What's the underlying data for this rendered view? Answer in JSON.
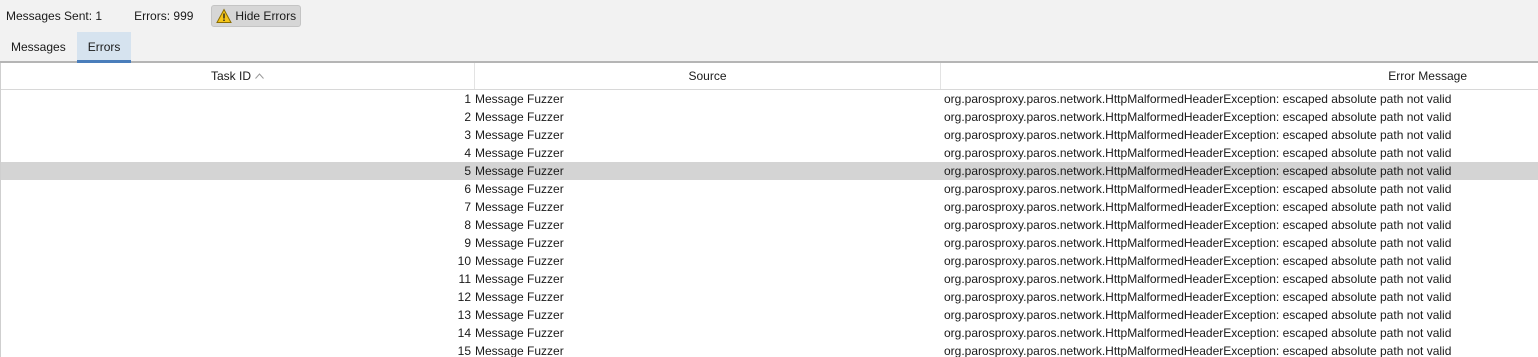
{
  "toolbar": {
    "messages_sent": "Messages Sent: 1",
    "errors": "Errors: 999",
    "hide_errors_label": "Hide Errors",
    "hide_errors_icon": "warning-icon"
  },
  "tabs": [
    {
      "label": "Messages",
      "active": false
    },
    {
      "label": "Errors",
      "active": true
    }
  ],
  "table": {
    "columns": [
      "Task ID",
      "Source",
      "Error Message"
    ],
    "sort_column": "Task ID",
    "sort_direction": "ascending",
    "selected_row": 5,
    "rows": [
      {
        "id": "1",
        "source": "Message Fuzzer",
        "error": "org.parosproxy.paros.network.HttpMalformedHeaderException: escaped absolute path not valid"
      },
      {
        "id": "2",
        "source": "Message Fuzzer",
        "error": "org.parosproxy.paros.network.HttpMalformedHeaderException: escaped absolute path not valid"
      },
      {
        "id": "3",
        "source": "Message Fuzzer",
        "error": "org.parosproxy.paros.network.HttpMalformedHeaderException: escaped absolute path not valid"
      },
      {
        "id": "4",
        "source": "Message Fuzzer",
        "error": "org.parosproxy.paros.network.HttpMalformedHeaderException: escaped absolute path not valid"
      },
      {
        "id": "5",
        "source": "Message Fuzzer",
        "error": "org.parosproxy.paros.network.HttpMalformedHeaderException: escaped absolute path not valid"
      },
      {
        "id": "6",
        "source": "Message Fuzzer",
        "error": "org.parosproxy.paros.network.HttpMalformedHeaderException: escaped absolute path not valid"
      },
      {
        "id": "7",
        "source": "Message Fuzzer",
        "error": "org.parosproxy.paros.network.HttpMalformedHeaderException: escaped absolute path not valid"
      },
      {
        "id": "8",
        "source": "Message Fuzzer",
        "error": "org.parosproxy.paros.network.HttpMalformedHeaderException: escaped absolute path not valid"
      },
      {
        "id": "9",
        "source": "Message Fuzzer",
        "error": "org.parosproxy.paros.network.HttpMalformedHeaderException: escaped absolute path not valid"
      },
      {
        "id": "10",
        "source": "Message Fuzzer",
        "error": "org.parosproxy.paros.network.HttpMalformedHeaderException: escaped absolute path not valid"
      },
      {
        "id": "11",
        "source": "Message Fuzzer",
        "error": "org.parosproxy.paros.network.HttpMalformedHeaderException: escaped absolute path not valid"
      },
      {
        "id": "12",
        "source": "Message Fuzzer",
        "error": "org.parosproxy.paros.network.HttpMalformedHeaderException: escaped absolute path not valid"
      },
      {
        "id": "13",
        "source": "Message Fuzzer",
        "error": "org.parosproxy.paros.network.HttpMalformedHeaderException: escaped absolute path not valid"
      },
      {
        "id": "14",
        "source": "Message Fuzzer",
        "error": "org.parosproxy.paros.network.HttpMalformedHeaderException: escaped absolute path not valid"
      },
      {
        "id": "15",
        "source": "Message Fuzzer",
        "error": "org.parosproxy.paros.network.HttpMalformedHeaderException: escaped absolute path not valid"
      }
    ]
  },
  "colors": {
    "selected_row": "#d4d4d4",
    "active_tab": "#d6e3ef",
    "active_tab_underline": "#4a7ebb",
    "warning_icon": "#f5c518"
  }
}
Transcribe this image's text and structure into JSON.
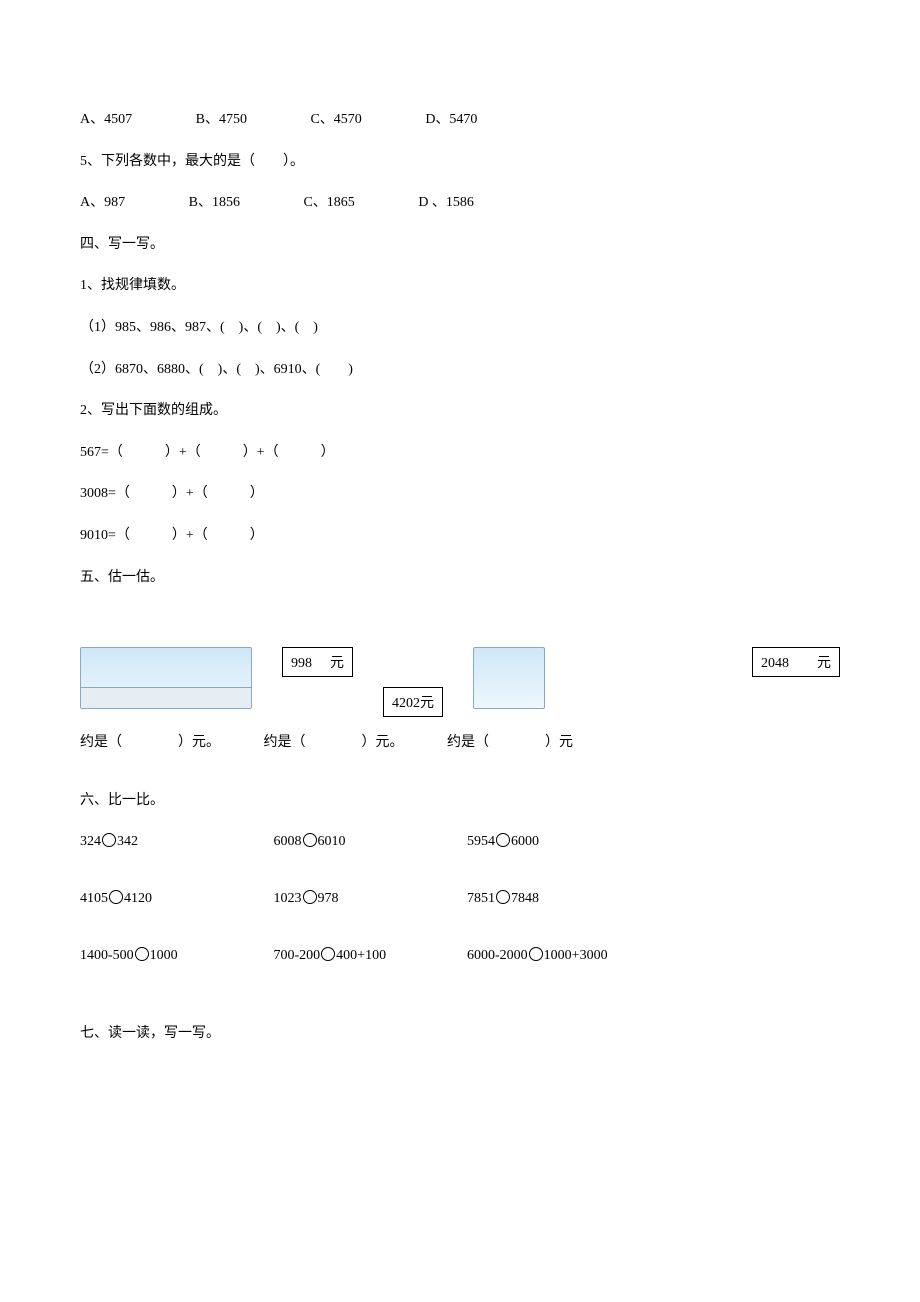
{
  "q4prev": {
    "A": "A、4507",
    "B": "B、4750",
    "C": "C、4570",
    "D": "D、5470"
  },
  "q5": {
    "stem": "5、下列各数中，最大的是（　　）。",
    "A": "A、987",
    "B": "B、1856",
    "C": "C、1865",
    "D": "D 、1586"
  },
  "sec4": {
    "title": "四、写一写。",
    "p1": "1、找规律填数。",
    "p1a": "（1）985、986、987、(　)、(　)、(　)",
    "p1b": "（2）6870、6880、(　)、(　)、6910、(　　)",
    "p2": "2、写出下面数的组成。",
    "p2a": "567=（　　　）+（　　　）+（　　　）",
    "p2b": "3008=（　　　）+（　　　）",
    "p2c": "9010=（　　　）+（　　　）"
  },
  "sec5": {
    "title": "五、估一估。",
    "price1": "998",
    "unit": "元",
    "price2": "4202元",
    "price3": "2048",
    "approx1": "约是（　　　　）元。",
    "approx2": "约是（　　　　）元。",
    "approx3": "约是（　　　　）元"
  },
  "sec6": {
    "title": "六、比一比。",
    "rows": [
      [
        "324〇342",
        "6008〇6010",
        "5954〇6000"
      ],
      [
        "4105〇4120",
        "1023〇978",
        "7851〇7848"
      ],
      [
        "1400-500〇1000",
        "700-200〇400+100",
        "6000-2000〇1000+3000"
      ]
    ],
    "display": [
      [
        "324",
        "342",
        "6008",
        "6010",
        "5954",
        "6000"
      ],
      [
        "4105",
        "4120",
        "1023",
        "978",
        "7851",
        "7848"
      ],
      [
        "1400-500",
        "1000",
        "700-200",
        "400+100",
        "6000-2000",
        "1000+3000"
      ]
    ]
  },
  "sec7": {
    "title": "七、读一读，写一写。"
  }
}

WHAT YOU HAVE TO DO
Omit the pictures and print again exactly the lines from the one with "Transcribe this image's" through the final line of the entries, both ends included.

REPLY
Transcribe this image's text and structure into JSON.
{
  "q4prev": {
    "A": "A、4507",
    "B": "B、4750",
    "C": "C、4570",
    "D": "D、5470"
  },
  "q5": {
    "stem": "5、下列各数中，最大的是（　　）。",
    "A": "A、987",
    "B": "B、1856",
    "C": "C、1865",
    "D": "D 、1586"
  },
  "sec4": {
    "title": "四、写一写。",
    "p1": "1、找规律填数。",
    "p1a": "（1）985、986、987、(　)、(　)、(　)",
    "p1b": "（2）6870、6880、(　)、(　)、6910、(　　)",
    "p2": "2、写出下面数的组成。",
    "p2a": "567=（　　　）+（　　　）+（　　　）",
    "p2b": "3008=（　　　）+（　　　）",
    "p2c": "9010=（　　　）+（　　　）"
  },
  "sec5": {
    "title": "五、估一估。",
    "price1": "998",
    "unit": "元",
    "price2": "4202元",
    "price3": "2048",
    "approx1": "约是（　　　　）元。",
    "approx2": "约是（　　　　）元。",
    "approx3": "约是（　　　　）元"
  },
  "sec6": {
    "title": "六、比一比。",
    "rows": [
      [
        "324〇342",
        "6008〇6010",
        "5954〇6000"
      ],
      [
        "4105〇4120",
        "1023〇978",
        "7851〇7848"
      ],
      [
        "1400-500〇1000",
        "700-200〇400+100",
        "6000-2000〇1000+3000"
      ]
    ],
    "display": [
      [
        "324",
        "342",
        "6008",
        "6010",
        "5954",
        "6000"
      ],
      [
        "4105",
        "4120",
        "1023",
        "978",
        "7851",
        "7848"
      ],
      [
        "1400-500",
        "1000",
        "700-200",
        "400+100",
        "6000-2000",
        "1000+3000"
      ]
    ]
  },
  "sec7": {
    "title": "七、读一读，写一写。"
  }
}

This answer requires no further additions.